Rows from a figure dataset:
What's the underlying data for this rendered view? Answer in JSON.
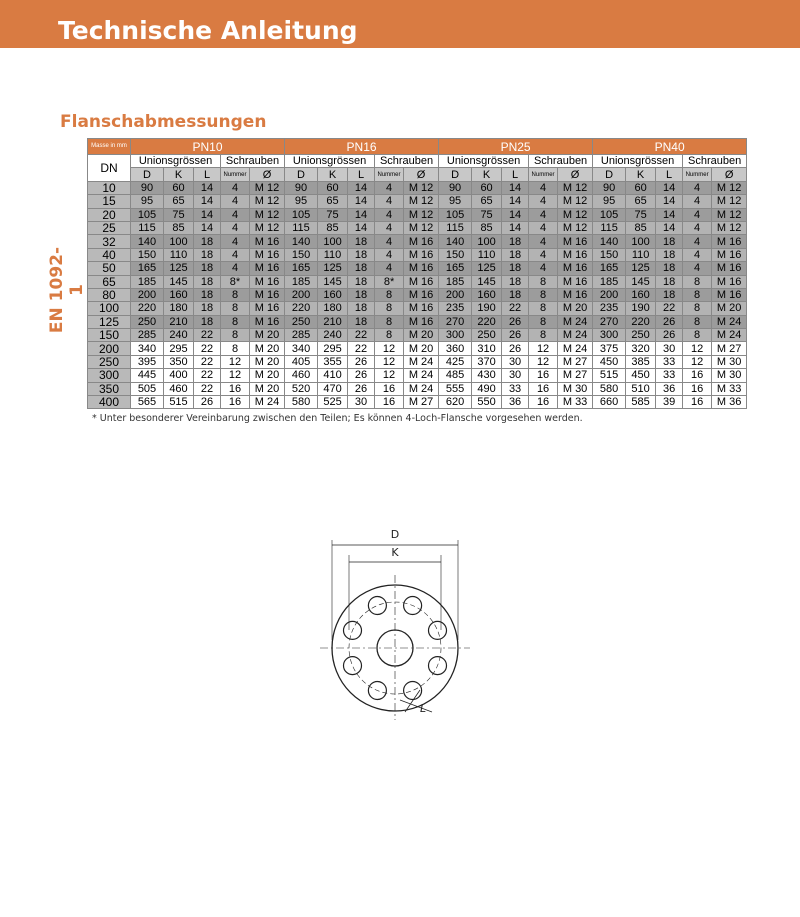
{
  "header": {
    "title": "Technische Anleitung"
  },
  "section_title": "Flanschabmessungen",
  "standard": "EN 1092-1",
  "table": {
    "corner": "Masse in mm",
    "groups": [
      "PN10",
      "PN16",
      "PN25",
      "PN40"
    ],
    "subgroups": [
      "Unionsgrössen",
      "Schrauben"
    ],
    "row_header": "DN",
    "columns": [
      "D",
      "K",
      "L",
      "Nummer",
      "Ø"
    ],
    "rows": [
      [
        "10",
        "90",
        "60",
        "14",
        "4",
        "M 12",
        "90",
        "60",
        "14",
        "4",
        "M 12",
        "90",
        "60",
        "14",
        "4",
        "M 12",
        "90",
        "60",
        "14",
        "4",
        "M 12"
      ],
      [
        "15",
        "95",
        "65",
        "14",
        "4",
        "M 12",
        "95",
        "65",
        "14",
        "4",
        "M 12",
        "95",
        "65",
        "14",
        "4",
        "M 12",
        "95",
        "65",
        "14",
        "4",
        "M 12"
      ],
      [
        "20",
        "105",
        "75",
        "14",
        "4",
        "M 12",
        "105",
        "75",
        "14",
        "4",
        "M 12",
        "105",
        "75",
        "14",
        "4",
        "M 12",
        "105",
        "75",
        "14",
        "4",
        "M 12"
      ],
      [
        "25",
        "115",
        "85",
        "14",
        "4",
        "M 12",
        "115",
        "85",
        "14",
        "4",
        "M 12",
        "115",
        "85",
        "14",
        "4",
        "M 12",
        "115",
        "85",
        "14",
        "4",
        "M 12"
      ],
      [
        "32",
        "140",
        "100",
        "18",
        "4",
        "M 16",
        "140",
        "100",
        "18",
        "4",
        "M 16",
        "140",
        "100",
        "18",
        "4",
        "M 16",
        "140",
        "100",
        "18",
        "4",
        "M 16"
      ],
      [
        "40",
        "150",
        "110",
        "18",
        "4",
        "M 16",
        "150",
        "110",
        "18",
        "4",
        "M 16",
        "150",
        "110",
        "18",
        "4",
        "M 16",
        "150",
        "110",
        "18",
        "4",
        "M 16"
      ],
      [
        "50",
        "165",
        "125",
        "18",
        "4",
        "M 16",
        "165",
        "125",
        "18",
        "4",
        "M 16",
        "165",
        "125",
        "18",
        "4",
        "M 16",
        "165",
        "125",
        "18",
        "4",
        "M 16"
      ],
      [
        "65",
        "185",
        "145",
        "18",
        "8*",
        "M 16",
        "185",
        "145",
        "18",
        "8*",
        "M 16",
        "185",
        "145",
        "18",
        "8",
        "M 16",
        "185",
        "145",
        "18",
        "8",
        "M 16"
      ],
      [
        "80",
        "200",
        "160",
        "18",
        "8",
        "M 16",
        "200",
        "160",
        "18",
        "8",
        "M 16",
        "200",
        "160",
        "18",
        "8",
        "M 16",
        "200",
        "160",
        "18",
        "8",
        "M 16"
      ],
      [
        "100",
        "220",
        "180",
        "18",
        "8",
        "M 16",
        "220",
        "180",
        "18",
        "8",
        "M 16",
        "235",
        "190",
        "22",
        "8",
        "M 20",
        "235",
        "190",
        "22",
        "8",
        "M 20"
      ],
      [
        "125",
        "250",
        "210",
        "18",
        "8",
        "M 16",
        "250",
        "210",
        "18",
        "8",
        "M 16",
        "270",
        "220",
        "26",
        "8",
        "M 24",
        "270",
        "220",
        "26",
        "8",
        "M 24"
      ],
      [
        "150",
        "285",
        "240",
        "22",
        "8",
        "M 20",
        "285",
        "240",
        "22",
        "8",
        "M 20",
        "300",
        "250",
        "26",
        "8",
        "M 24",
        "300",
        "250",
        "26",
        "8",
        "M 24"
      ],
      [
        "200",
        "340",
        "295",
        "22",
        "8",
        "M 20",
        "340",
        "295",
        "22",
        "12",
        "M 20",
        "360",
        "310",
        "26",
        "12",
        "M 24",
        "375",
        "320",
        "30",
        "12",
        "M 27"
      ],
      [
        "250",
        "395",
        "350",
        "22",
        "12",
        "M 20",
        "405",
        "355",
        "26",
        "12",
        "M 24",
        "425",
        "370",
        "30",
        "12",
        "M 27",
        "450",
        "385",
        "33",
        "12",
        "M 30"
      ],
      [
        "300",
        "445",
        "400",
        "22",
        "12",
        "M 20",
        "460",
        "410",
        "26",
        "12",
        "M 24",
        "485",
        "430",
        "30",
        "16",
        "M 27",
        "515",
        "450",
        "33",
        "16",
        "M 30"
      ],
      [
        "350",
        "505",
        "460",
        "22",
        "16",
        "M 20",
        "520",
        "470",
        "26",
        "16",
        "M 24",
        "555",
        "490",
        "33",
        "16",
        "M 30",
        "580",
        "510",
        "36",
        "16",
        "M 33"
      ],
      [
        "400",
        "565",
        "515",
        "26",
        "16",
        "M 24",
        "580",
        "525",
        "30",
        "16",
        "M 27",
        "620",
        "550",
        "36",
        "16",
        "M 33",
        "660",
        "585",
        "39",
        "16",
        "M 36"
      ]
    ]
  },
  "footnote": "* Unter besonderer Vereinbarung zwischen den Teilen; Es können 4-Loch-Flansche vorgesehen werden.",
  "diagram": {
    "labels": [
      "D",
      "K",
      "L"
    ]
  }
}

§ **Direction**
Using the material above, retype each entry exactly and omit the pictures.

§ **Answer in full**
What's the underlying data for this rendered view? Answer in JSON.
{
  "header": {
    "title": "Technische Anleitung"
  },
  "section_title": "Flanschabmessungen",
  "standard": "EN 1092-1",
  "table": {
    "corner": "Masse in mm",
    "groups": [
      "PN10",
      "PN16",
      "PN25",
      "PN40"
    ],
    "subgroups": [
      "Unionsgrössen",
      "Schrauben"
    ],
    "row_header": "DN",
    "columns": [
      "D",
      "K",
      "L",
      "Nummer",
      "Ø"
    ],
    "rows": [
      [
        "10",
        "90",
        "60",
        "14",
        "4",
        "M 12",
        "90",
        "60",
        "14",
        "4",
        "M 12",
        "90",
        "60",
        "14",
        "4",
        "M 12",
        "90",
        "60",
        "14",
        "4",
        "M 12"
      ],
      [
        "15",
        "95",
        "65",
        "14",
        "4",
        "M 12",
        "95",
        "65",
        "14",
        "4",
        "M 12",
        "95",
        "65",
        "14",
        "4",
        "M 12",
        "95",
        "65",
        "14",
        "4",
        "M 12"
      ],
      [
        "20",
        "105",
        "75",
        "14",
        "4",
        "M 12",
        "105",
        "75",
        "14",
        "4",
        "M 12",
        "105",
        "75",
        "14",
        "4",
        "M 12",
        "105",
        "75",
        "14",
        "4",
        "M 12"
      ],
      [
        "25",
        "115",
        "85",
        "14",
        "4",
        "M 12",
        "115",
        "85",
        "14",
        "4",
        "M 12",
        "115",
        "85",
        "14",
        "4",
        "M 12",
        "115",
        "85",
        "14",
        "4",
        "M 12"
      ],
      [
        "32",
        "140",
        "100",
        "18",
        "4",
        "M 16",
        "140",
        "100",
        "18",
        "4",
        "M 16",
        "140",
        "100",
        "18",
        "4",
        "M 16",
        "140",
        "100",
        "18",
        "4",
        "M 16"
      ],
      [
        "40",
        "150",
        "110",
        "18",
        "4",
        "M 16",
        "150",
        "110",
        "18",
        "4",
        "M 16",
        "150",
        "110",
        "18",
        "4",
        "M 16",
        "150",
        "110",
        "18",
        "4",
        "M 16"
      ],
      [
        "50",
        "165",
        "125",
        "18",
        "4",
        "M 16",
        "165",
        "125",
        "18",
        "4",
        "M 16",
        "165",
        "125",
        "18",
        "4",
        "M 16",
        "165",
        "125",
        "18",
        "4",
        "M 16"
      ],
      [
        "65",
        "185",
        "145",
        "18",
        "8*",
        "M 16",
        "185",
        "145",
        "18",
        "8*",
        "M 16",
        "185",
        "145",
        "18",
        "8",
        "M 16",
        "185",
        "145",
        "18",
        "8",
        "M 16"
      ],
      [
        "80",
        "200",
        "160",
        "18",
        "8",
        "M 16",
        "200",
        "160",
        "18",
        "8",
        "M 16",
        "200",
        "160",
        "18",
        "8",
        "M 16",
        "200",
        "160",
        "18",
        "8",
        "M 16"
      ],
      [
        "100",
        "220",
        "180",
        "18",
        "8",
        "M 16",
        "220",
        "180",
        "18",
        "8",
        "M 16",
        "235",
        "190",
        "22",
        "8",
        "M 20",
        "235",
        "190",
        "22",
        "8",
        "M 20"
      ],
      [
        "125",
        "250",
        "210",
        "18",
        "8",
        "M 16",
        "250",
        "210",
        "18",
        "8",
        "M 16",
        "270",
        "220",
        "26",
        "8",
        "M 24",
        "270",
        "220",
        "26",
        "8",
        "M 24"
      ],
      [
        "150",
        "285",
        "240",
        "22",
        "8",
        "M 20",
        "285",
        "240",
        "22",
        "8",
        "M 20",
        "300",
        "250",
        "26",
        "8",
        "M 24",
        "300",
        "250",
        "26",
        "8",
        "M 24"
      ],
      [
        "200",
        "340",
        "295",
        "22",
        "8",
        "M 20",
        "340",
        "295",
        "22",
        "12",
        "M 20",
        "360",
        "310",
        "26",
        "12",
        "M 24",
        "375",
        "320",
        "30",
        "12",
        "M 27"
      ],
      [
        "250",
        "395",
        "350",
        "22",
        "12",
        "M 20",
        "405",
        "355",
        "26",
        "12",
        "M 24",
        "425",
        "370",
        "30",
        "12",
        "M 27",
        "450",
        "385",
        "33",
        "12",
        "M 30"
      ],
      [
        "300",
        "445",
        "400",
        "22",
        "12",
        "M 20",
        "460",
        "410",
        "26",
        "12",
        "M 24",
        "485",
        "430",
        "30",
        "16",
        "M 27",
        "515",
        "450",
        "33",
        "16",
        "M 30"
      ],
      [
        "350",
        "505",
        "460",
        "22",
        "16",
        "M 20",
        "520",
        "470",
        "26",
        "16",
        "M 24",
        "555",
        "490",
        "33",
        "16",
        "M 30",
        "580",
        "510",
        "36",
        "16",
        "M 33"
      ],
      [
        "400",
        "565",
        "515",
        "26",
        "16",
        "M 24",
        "580",
        "525",
        "30",
        "16",
        "M 27",
        "620",
        "550",
        "36",
        "16",
        "M 33",
        "660",
        "585",
        "39",
        "16",
        "M 36"
      ]
    ]
  },
  "footnote": "* Unter besonderer Vereinbarung zwischen den Teilen; Es können 4-Loch-Flansche vorgesehen werden.",
  "diagram": {
    "labels": [
      "D",
      "K",
      "L"
    ]
  }
}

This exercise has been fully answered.